**Given problem:**
Could you reproduce all of this data with "Utilities" swapped for "Utility Bills" everywhere, changing nothing else and leaving out the pictures?

**Data supplied:**
———

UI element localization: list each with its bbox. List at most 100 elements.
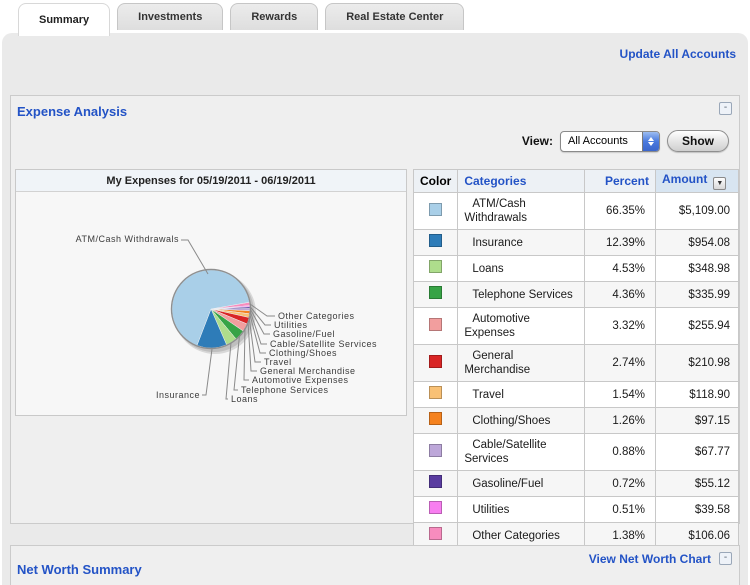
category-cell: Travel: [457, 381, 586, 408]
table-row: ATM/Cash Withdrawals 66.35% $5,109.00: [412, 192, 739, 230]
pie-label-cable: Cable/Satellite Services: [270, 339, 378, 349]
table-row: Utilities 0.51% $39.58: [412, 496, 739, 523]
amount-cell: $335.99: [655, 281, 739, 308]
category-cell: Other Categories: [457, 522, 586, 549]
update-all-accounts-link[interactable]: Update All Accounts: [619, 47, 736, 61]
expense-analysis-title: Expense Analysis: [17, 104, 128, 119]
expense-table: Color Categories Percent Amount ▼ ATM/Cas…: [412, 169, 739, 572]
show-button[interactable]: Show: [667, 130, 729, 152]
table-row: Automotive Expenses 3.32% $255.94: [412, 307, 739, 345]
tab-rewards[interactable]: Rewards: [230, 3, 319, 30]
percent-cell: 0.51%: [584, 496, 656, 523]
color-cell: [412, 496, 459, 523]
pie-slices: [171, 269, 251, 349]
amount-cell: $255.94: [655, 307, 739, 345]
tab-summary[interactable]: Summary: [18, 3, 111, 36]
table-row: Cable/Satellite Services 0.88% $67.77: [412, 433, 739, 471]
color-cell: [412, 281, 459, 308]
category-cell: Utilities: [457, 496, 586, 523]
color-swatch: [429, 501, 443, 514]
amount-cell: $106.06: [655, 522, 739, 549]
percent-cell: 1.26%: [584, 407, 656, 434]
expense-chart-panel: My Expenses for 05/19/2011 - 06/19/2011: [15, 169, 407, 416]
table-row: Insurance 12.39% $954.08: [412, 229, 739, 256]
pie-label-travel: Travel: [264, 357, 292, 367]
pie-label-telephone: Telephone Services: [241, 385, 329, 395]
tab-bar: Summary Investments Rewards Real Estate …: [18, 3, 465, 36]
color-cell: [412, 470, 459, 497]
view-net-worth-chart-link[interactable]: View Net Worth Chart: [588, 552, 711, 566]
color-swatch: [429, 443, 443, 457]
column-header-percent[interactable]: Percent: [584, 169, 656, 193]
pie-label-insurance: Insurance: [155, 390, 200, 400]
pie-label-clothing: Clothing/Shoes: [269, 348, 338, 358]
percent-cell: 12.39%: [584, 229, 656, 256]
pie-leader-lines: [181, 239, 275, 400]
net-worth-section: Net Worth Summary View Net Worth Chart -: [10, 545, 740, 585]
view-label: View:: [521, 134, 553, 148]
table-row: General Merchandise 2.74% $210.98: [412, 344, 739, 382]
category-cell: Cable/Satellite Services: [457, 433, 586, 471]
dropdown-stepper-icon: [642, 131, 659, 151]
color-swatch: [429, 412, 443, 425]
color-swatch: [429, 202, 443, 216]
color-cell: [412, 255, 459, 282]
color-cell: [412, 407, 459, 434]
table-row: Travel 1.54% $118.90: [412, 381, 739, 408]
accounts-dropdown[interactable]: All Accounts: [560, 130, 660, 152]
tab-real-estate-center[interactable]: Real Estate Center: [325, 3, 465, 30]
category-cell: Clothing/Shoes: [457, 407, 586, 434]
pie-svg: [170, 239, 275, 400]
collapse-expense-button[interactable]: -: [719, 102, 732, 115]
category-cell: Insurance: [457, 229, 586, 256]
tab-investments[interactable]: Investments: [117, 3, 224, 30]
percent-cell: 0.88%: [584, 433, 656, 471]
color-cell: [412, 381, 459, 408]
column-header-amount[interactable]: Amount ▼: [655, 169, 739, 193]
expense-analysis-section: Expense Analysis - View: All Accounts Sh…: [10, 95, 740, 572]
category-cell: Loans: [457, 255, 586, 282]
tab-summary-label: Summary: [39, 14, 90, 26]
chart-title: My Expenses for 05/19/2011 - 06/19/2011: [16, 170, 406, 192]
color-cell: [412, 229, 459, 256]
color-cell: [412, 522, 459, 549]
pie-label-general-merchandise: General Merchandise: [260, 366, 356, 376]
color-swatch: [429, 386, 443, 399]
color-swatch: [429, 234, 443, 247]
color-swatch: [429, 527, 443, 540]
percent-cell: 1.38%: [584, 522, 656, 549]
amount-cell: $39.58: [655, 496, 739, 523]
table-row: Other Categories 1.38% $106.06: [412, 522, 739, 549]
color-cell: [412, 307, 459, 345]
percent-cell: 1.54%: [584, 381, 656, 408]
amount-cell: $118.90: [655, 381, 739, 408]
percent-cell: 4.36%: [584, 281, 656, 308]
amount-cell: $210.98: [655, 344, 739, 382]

———

**Answer to the exercise:**
UI element localization: list each with its bbox. List at most 100 elements.
category-cell: Travel: [457, 381, 586, 408]
table-row: ATM/Cash Withdrawals 66.35% $5,109.00: [412, 192, 739, 230]
pie-label-cable: Cable/Satellite Services: [270, 339, 378, 349]
table-row: Utility Bills 0.51% $39.58: [412, 496, 739, 523]
amount-cell: $335.99: [655, 281, 739, 308]
category-cell: Other Categories: [457, 522, 586, 549]
update-all-accounts-link[interactable]: Update All Accounts: [619, 47, 736, 61]
expense-analysis-title: Expense Analysis: [17, 104, 128, 119]
expense-table: Color Categories Percent Amount ▼ ATM/Cas…: [412, 169, 739, 572]
show-button[interactable]: Show: [667, 130, 729, 152]
table-row: Automotive Expenses 3.32% $255.94: [412, 307, 739, 345]
tab-rewards[interactable]: Rewards: [230, 3, 319, 30]
percent-cell: 0.51%: [584, 496, 656, 523]
color-cell: [412, 496, 459, 523]
pie-slices: [171, 269, 251, 349]
amount-cell: $255.94: [655, 307, 739, 345]
tab-summary[interactable]: Summary: [18, 3, 111, 36]
table-row: Cable/Satellite Services 0.88% $67.77: [412, 433, 739, 471]
color-cell: [412, 281, 459, 308]
category-cell: Utility Bills: [457, 496, 586, 523]
color-swatch: [429, 501, 443, 514]
amount-cell: $106.06: [655, 522, 739, 549]
percent-cell: 1.26%: [584, 407, 656, 434]
expense-chart-panel: My Expenses for 05/19/2011 - 06/19/2011: [15, 169, 407, 416]
table-row: Insurance 12.39% $954.08: [412, 229, 739, 256]
pie-label-travel: Travel: [264, 357, 292, 367]
pie-label-telephone: Telephone Services: [241, 385, 329, 395]
tab-bar: Summary Investments Rewards Real Estate …: [18, 3, 465, 36]
color-cell: [412, 470, 459, 497]
view-net-worth-chart-link[interactable]: View Net Worth Chart: [588, 552, 711, 566]
color-swatch: [429, 443, 443, 457]
column-header-percent[interactable]: Percent: [584, 169, 656, 193]
pie-label-insurance: Insurance: [155, 390, 200, 400]
pie-label-clothing: Clothing/Shoes: [269, 348, 338, 358]
percent-cell: 12.39%: [584, 229, 656, 256]
pie-leader-lines: [181, 239, 275, 400]
net-worth-section: Net Worth Summary View Net Worth Chart -: [10, 545, 740, 585]
view-label: View:: [521, 134, 553, 148]
table-row: General Merchandise 2.74% $210.98: [412, 344, 739, 382]
category-cell: Cable/Satellite Services: [457, 433, 586, 471]
dropdown-stepper-icon: [642, 131, 659, 151]
color-swatch: [429, 412, 443, 425]
color-swatch: [429, 202, 443, 216]
color-cell: [412, 255, 459, 282]
color-cell: [412, 407, 459, 434]
table-row: Travel 1.54% $118.90: [412, 381, 739, 408]
accounts-dropdown[interactable]: All Accounts: [560, 130, 660, 152]
tab-real-estate-center[interactable]: Real Estate Center: [325, 3, 465, 30]
category-cell: Clothing/Shoes: [457, 407, 586, 434]
pie-svg: [170, 239, 275, 400]
collapse-expense-button[interactable]: -: [719, 102, 732, 115]
category-cell: Insurance: [457, 229, 586, 256]
tab-investments[interactable]: Investments: [117, 3, 224, 30]
percent-cell: 0.88%: [584, 433, 656, 471]
color-cell: [412, 381, 459, 408]
column-header-amount[interactable]: Amount ▼: [655, 169, 739, 193]
expense-analysis-section: Expense Analysis - View: All Accounts Sh…: [10, 95, 740, 572]
category-cell: Loans: [457, 255, 586, 282]
tab-summary-label: Summary: [39, 14, 90, 26]
chart-title: My Expenses for 05/19/2011 - 06/19/2011: [16, 170, 406, 192]
color-cell: [412, 229, 459, 256]
color-cell: [412, 522, 459, 549]
pie-label-general-merchandise: General Merchandise: [260, 366, 356, 376]
color-swatch: [429, 386, 443, 399]
color-swatch: [429, 234, 443, 247]
color-swatch: [429, 527, 443, 540]
percent-cell: 1.38%: [584, 522, 656, 549]
amount-cell: $39.58: [655, 496, 739, 523]
table-row: Other Categories 1.38% $106.06: [412, 522, 739, 549]
color-cell: [412, 307, 459, 345]
percent-cell: 1.54%: [584, 381, 656, 408]
amount-cell: $118.90: [655, 381, 739, 408]
percent-cell: 4.36%: [584, 281, 656, 308]
amount-cell: $210.98: [655, 344, 739, 382]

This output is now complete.